• _Records for the exercise_
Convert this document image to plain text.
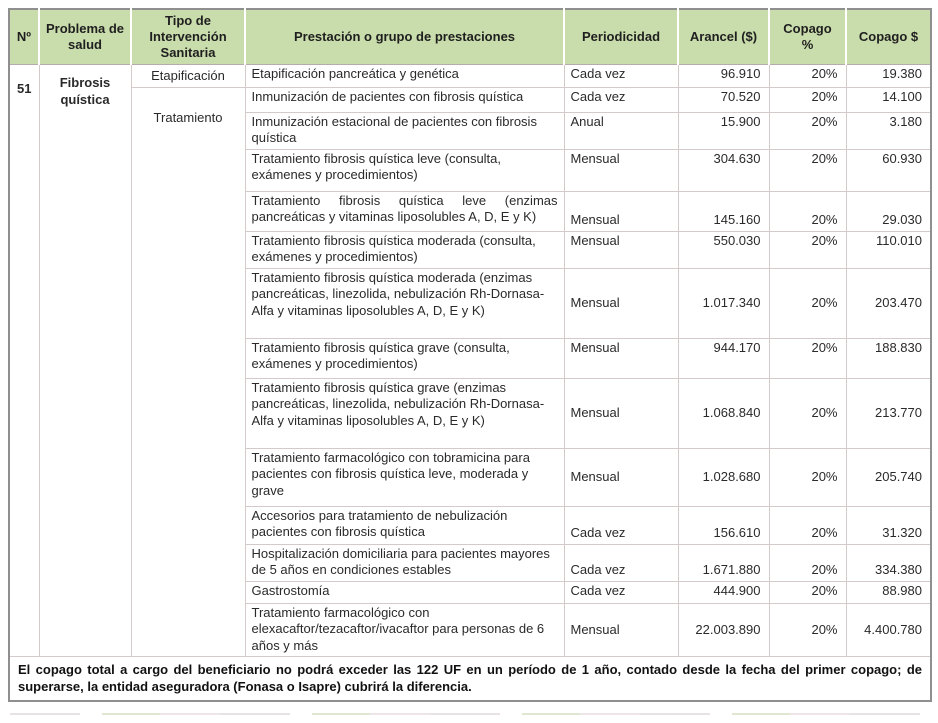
Nº	Problema de salud	Tipo de Intervención Sanitaria	Prestación o grupo de prestaciones	Periodicidad	Arancel ($)	Copago %	Copago $
51	Fibrosis quística	Etapificación	Etapificación pancreática y genética	Cada vez	96.910	20%	19.380
		Tratamiento	Inmunización de pacientes con fibrosis quística	Cada vez	70.520	20%	14.100
			Inmunización estacional de pacientes con fibrosis quística	Anual	15.900	20%	3.180
			Tratamiento fibrosis quística leve (consulta, exámenes y procedimientos)	Mensual	304.630	20%	60.930
			Tratamiento fibrosis quística leve (enzimas pancreáticas y vitaminas liposolubles A, D, E y K)	Mensual	145.160	20%	29.030
			Tratamiento fibrosis quística moderada (consulta, exámenes y procedimientos)	Mensual	550.030	20%	110.010
			Tratamiento fibrosis quística moderada (enzimas pancreáticas, linezolida, nebulización Rh-Dornasa-Alfa y vitaminas liposolubles A, D, E y K)	Mensual	1.017.340	20%	203.470
			Tratamiento fibrosis quística grave (consulta, exámenes y procedimientos)	Mensual	944.170	20%	188.830
			Tratamiento fibrosis quística grave (enzimas pancreáticas, linezolida, nebulización Rh-Dornasa-Alfa y vitaminas liposolubles A, D, E y K)	Mensual	1.068.840	20%	213.770
			Tratamiento farmacológico con tobramicina para pacientes con fibrosis quística leve, moderada y grave	Mensual	1.028.680	20%	205.740
			Accesorios para tratamiento de nebulización pacientes con fibrosis quística	Cada vez	156.610	20%	31.320
			Hospitalización domiciliaria para pacientes mayores de 5 años en condiciones estables	Cada vez	1.671.880	20%	334.380
			Gastrostomía	Cada vez	444.900	20%	88.980
			Tratamiento farmacológico con elexacaftor/tezacaftor/ivacaftor para personas de 6 años y más	Mensual	22.003.890	20%	4.400.780
El copago total a cargo del beneficiario no podrá exceder las 122 UF en un período de 1 año, contado desde la fecha del primer copago; de superarse, la entidad aseguradora (Fonasa o Isapre) cubrirá la diferencia.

• _What is asked_
Every entry must be transcribed exactly. Pictures do not belong in the copy.

• _Completed exercise_
Convert this document image to plain text.
Nº	Problema de salud	Tipo de Intervención Sanitaria	Prestación o grupo de prestaciones	Periodicidad	Arancel ($)	Copago %	Copago $
51	Fibrosis quística	Etapificación	Etapificación pancreática y genética	Cada vez	96.910	20%	19.380
		Tratamiento	Inmunización de pacientes con fibrosis quística	Cada vez	70.520	20%	14.100
			Inmunización estacional de pacientes con fibrosis quística	Anual	15.900	20%	3.180
			Tratamiento fibrosis quística leve (consulta, exámenes y procedimientos)	Mensual	304.630	20%	60.930
			Tratamiento fibrosis quística leve (enzimas pancreáticas y vitaminas liposolubles A, D, E y K)	Mensual	145.160	20%	29.030
			Tratamiento fibrosis quística moderada (consulta, exámenes y procedimientos)	Mensual	550.030	20%	110.010
			Tratamiento fibrosis quística moderada (enzimas pancreáticas, linezolida, nebulización Rh-Dornasa-Alfa y vitaminas liposolubles A, D, E y K)	Mensual	1.017.340	20%	203.470
			Tratamiento fibrosis quística grave (consulta, exámenes y procedimientos)	Mensual	944.170	20%	188.830
			Tratamiento fibrosis quística grave (enzimas pancreáticas, linezolida, nebulización Rh-Dornasa-Alfa y vitaminas liposolubles A, D, E y K)	Mensual	1.068.840	20%	213.770
			Tratamiento farmacológico con tobramicina para pacientes con fibrosis quística leve, moderada y grave	Mensual	1.028.680	20%	205.740
			Accesorios para tratamiento de nebulización pacientes con fibrosis quística	Cada vez	156.610	20%	31.320
			Hospitalización domiciliaria para pacientes mayores de 5 años en condiciones estables	Cada vez	1.671.880	20%	334.380
			Gastrostomía	Cada vez	444.900	20%	88.980
			Tratamiento farmacológico con elexacaftor/tezacaftor/ivacaftor para personas de 6 años y más	Mensual	22.003.890	20%	4.400.780
El copago total a cargo del beneficiario no podrá exceder las 122 UF en un período de 1 año, contado desde la fecha del primer copago; de superarse, la entidad aseguradora (Fonasa o Isapre) cubrirá la diferencia.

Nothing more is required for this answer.